Repeat each entry in full, exactly.

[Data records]

+---+

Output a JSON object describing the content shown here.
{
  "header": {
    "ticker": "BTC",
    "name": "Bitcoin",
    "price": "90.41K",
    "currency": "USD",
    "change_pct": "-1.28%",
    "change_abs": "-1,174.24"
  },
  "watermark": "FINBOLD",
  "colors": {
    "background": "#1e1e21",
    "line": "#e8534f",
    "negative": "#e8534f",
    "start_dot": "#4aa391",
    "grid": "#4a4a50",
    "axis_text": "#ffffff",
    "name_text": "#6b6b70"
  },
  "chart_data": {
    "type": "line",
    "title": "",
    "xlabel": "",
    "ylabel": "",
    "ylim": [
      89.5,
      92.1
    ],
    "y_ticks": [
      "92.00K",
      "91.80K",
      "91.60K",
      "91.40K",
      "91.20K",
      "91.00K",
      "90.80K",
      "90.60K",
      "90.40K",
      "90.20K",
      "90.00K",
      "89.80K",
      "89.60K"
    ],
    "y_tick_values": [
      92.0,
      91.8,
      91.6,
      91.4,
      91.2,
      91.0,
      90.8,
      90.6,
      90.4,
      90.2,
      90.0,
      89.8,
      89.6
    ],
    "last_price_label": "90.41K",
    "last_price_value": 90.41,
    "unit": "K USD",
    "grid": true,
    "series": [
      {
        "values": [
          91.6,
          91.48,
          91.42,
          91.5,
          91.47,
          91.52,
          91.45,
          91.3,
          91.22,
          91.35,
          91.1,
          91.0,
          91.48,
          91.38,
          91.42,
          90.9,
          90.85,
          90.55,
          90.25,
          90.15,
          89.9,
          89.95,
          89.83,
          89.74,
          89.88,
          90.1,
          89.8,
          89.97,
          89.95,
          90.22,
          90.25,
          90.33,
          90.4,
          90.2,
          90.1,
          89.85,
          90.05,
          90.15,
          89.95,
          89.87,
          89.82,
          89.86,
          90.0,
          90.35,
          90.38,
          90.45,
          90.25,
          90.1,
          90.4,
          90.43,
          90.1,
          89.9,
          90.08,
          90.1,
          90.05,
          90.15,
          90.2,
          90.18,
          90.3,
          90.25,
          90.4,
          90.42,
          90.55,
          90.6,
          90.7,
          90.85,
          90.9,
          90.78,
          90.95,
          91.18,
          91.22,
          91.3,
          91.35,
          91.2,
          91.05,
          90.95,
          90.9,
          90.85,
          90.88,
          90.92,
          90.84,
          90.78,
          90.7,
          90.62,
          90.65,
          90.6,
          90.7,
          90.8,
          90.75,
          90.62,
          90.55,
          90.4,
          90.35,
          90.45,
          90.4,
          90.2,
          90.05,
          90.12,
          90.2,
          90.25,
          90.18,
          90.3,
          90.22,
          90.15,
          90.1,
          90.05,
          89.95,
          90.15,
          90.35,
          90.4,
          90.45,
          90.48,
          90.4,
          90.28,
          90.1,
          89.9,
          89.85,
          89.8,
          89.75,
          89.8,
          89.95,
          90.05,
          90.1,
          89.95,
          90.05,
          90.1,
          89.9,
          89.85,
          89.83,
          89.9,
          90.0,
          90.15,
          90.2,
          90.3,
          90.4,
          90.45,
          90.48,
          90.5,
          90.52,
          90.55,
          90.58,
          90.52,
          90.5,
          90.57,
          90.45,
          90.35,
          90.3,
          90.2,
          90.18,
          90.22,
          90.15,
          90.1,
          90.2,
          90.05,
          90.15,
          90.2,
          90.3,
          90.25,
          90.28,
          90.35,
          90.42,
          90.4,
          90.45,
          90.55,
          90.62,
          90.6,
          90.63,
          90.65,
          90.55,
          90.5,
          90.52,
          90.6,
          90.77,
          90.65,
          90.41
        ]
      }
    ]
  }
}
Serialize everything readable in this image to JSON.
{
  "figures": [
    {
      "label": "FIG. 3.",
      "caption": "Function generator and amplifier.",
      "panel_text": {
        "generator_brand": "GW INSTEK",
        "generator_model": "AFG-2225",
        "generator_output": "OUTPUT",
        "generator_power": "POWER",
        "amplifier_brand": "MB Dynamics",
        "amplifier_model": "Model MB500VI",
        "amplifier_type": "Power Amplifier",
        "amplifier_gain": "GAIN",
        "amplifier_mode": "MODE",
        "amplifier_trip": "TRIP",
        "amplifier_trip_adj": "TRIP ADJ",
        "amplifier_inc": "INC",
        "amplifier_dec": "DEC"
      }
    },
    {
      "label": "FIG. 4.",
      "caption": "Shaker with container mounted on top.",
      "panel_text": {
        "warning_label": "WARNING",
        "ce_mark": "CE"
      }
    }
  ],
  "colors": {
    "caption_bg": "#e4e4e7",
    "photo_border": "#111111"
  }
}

+---+

• [Result of this exercise]:
Output a JSON object describing the content shown here.
{
  "header": {
    "ticker": "BTC",
    "name": "Bitcoin",
    "price": "90.41K",
    "currency": "USD",
    "change_pct": "-1.28%",
    "change_abs": "-1,174.24"
  },
  "watermark": "FINBOLD",
  "colors": {
    "background": "#1e1e21",
    "line": "#e8534f",
    "negative": "#e8534f",
    "start_dot": "#4aa391",
    "grid": "#4a4a50",
    "axis_text": "#ffffff",
    "name_text": "#6b6b70"
  },
  "chart_data": {
    "type": "line",
    "title": "",
    "xlabel": "",
    "ylabel": "",
    "ylim": [
      89.5,
      92.1
    ],
    "y_ticks": [
      "92.00K",
      "91.80K",
      "91.60K",
      "91.40K",
      "91.20K",
      "91.00K",
      "90.80K",
      "90.60K",
      "90.40K",
      "90.20K",
      "90.00K",
      "89.80K",
      "89.60K"
    ],
    "y_tick_values": [
      92.0,
      91.8,
      91.6,
      91.4,
      91.2,
      91.0,
      90.8,
      90.6,
      90.4,
      90.2,
      90.0,
      89.8,
      89.6
    ],
    "last_price_label": "90.41K",
    "last_price_value": 90.41,
    "unit": "K USD",
    "grid": true,
    "series": [
      {
        "values": [
          91.6,
          91.48,
          91.42,
          91.5,
          91.47,
          91.52,
          91.45,
          91.3,
          91.22,
          91.35,
          91.1,
          91.0,
          91.48,
          91.38,
          91.42,
          90.9,
          90.85,
          90.55,
          90.25,
          90.15,
          89.9,
          89.95,
          89.83,
          89.74,
          89.88,
          90.1,
          89.8,
          89.97,
          89.95,
          90.22,
          90.25,
          90.33,
          90.4,
          90.2,
          90.1,
          89.85,
          90.05,
          90.15,
          89.95,
          89.87,
          89.82,
          89.86,
          90.0,
          90.35,
          90.38,
          90.45,
          90.25,
          90.1,
          90.4,
          90.43,
          90.1,
          89.9,
          90.08,
          90.1,
          90.05,
          90.15,
          90.2,
          90.18,
          90.3,
          90.25,
          90.4,
          90.42,
          90.55,
          90.6,
          90.7,
          90.85,
          90.9,
          90.78,
          90.95,
          91.18,
          91.22,
          91.3,
          91.35,
          91.2,
          91.05,
          90.95,
          90.9,
          90.85,
          90.88,
          90.92,
          90.84,
          90.78,
          90.7,
          90.62,
          90.65,
          90.6,
          90.7,
          90.8,
          90.75,
          90.62,
          90.55,
          90.4,
          90.35,
          90.45,
          90.4,
          90.2,
          90.05,
          90.12,
          90.2,
          90.25,
          90.18,
          90.3,
          90.22,
          90.15,
          90.1,
          90.05,
          89.95,
          90.15,
          90.35,
          90.4,
          90.45,
          90.48,
          90.4,
          90.28,
          90.1,
          89.9,
          89.85,
          89.8,
          89.75,
          89.8,
          89.95,
          90.05,
          90.1,
          89.95,
          90.05,
          90.1,
          89.9,
          89.85,
          89.83,
          89.9,
          90.0,
          90.15,
          90.2,
          90.3,
          90.4,
          90.45,
          90.48,
          90.5,
          90.52,
          90.55,
          90.58,
          90.52,
          90.5,
          90.57,
          90.45,
          90.35,
          90.3,
          90.2,
          90.18,
          90.22,
          90.15,
          90.1,
          90.2,
          90.05,
          90.15,
          90.2,
          90.3,
          90.25,
          90.28,
          90.35,
          90.42,
          90.4,
          90.45,
          90.55,
          90.62,
          90.6,
          90.63,
          90.65,
          90.55,
          90.5,
          90.52,
          90.6,
          90.77,
          90.65,
          90.41
        ]
      }
    ]
  }
}
Serialize everything readable in this image to JSON.
{
  "figures": [
    {
      "label": "FIG. 3.",
      "caption": "Function generator and amplifier.",
      "panel_text": {
        "generator_brand": "GW INSTEK",
        "generator_model": "AFG-2225",
        "generator_output": "OUTPUT",
        "generator_power": "POWER",
        "amplifier_brand": "MB Dynamics",
        "amplifier_model": "Model MB500VI",
        "amplifier_type": "Power Amplifier",
        "amplifier_gain": "GAIN",
        "amplifier_mode": "MODE",
        "amplifier_trip": "TRIP",
        "amplifier_trip_adj": "TRIP ADJ",
        "amplifier_inc": "INC",
        "amplifier_dec": "DEC"
      }
    },
    {
      "label": "FIG. 4.",
      "caption": "Shaker with container mounted on top.",
      "panel_text": {
        "warning_label": "WARNING",
        "ce_mark": "CE"
      }
    }
  ],
  "colors": {
    "caption_bg": "#e4e4e7",
    "photo_border": "#111111"
  }
}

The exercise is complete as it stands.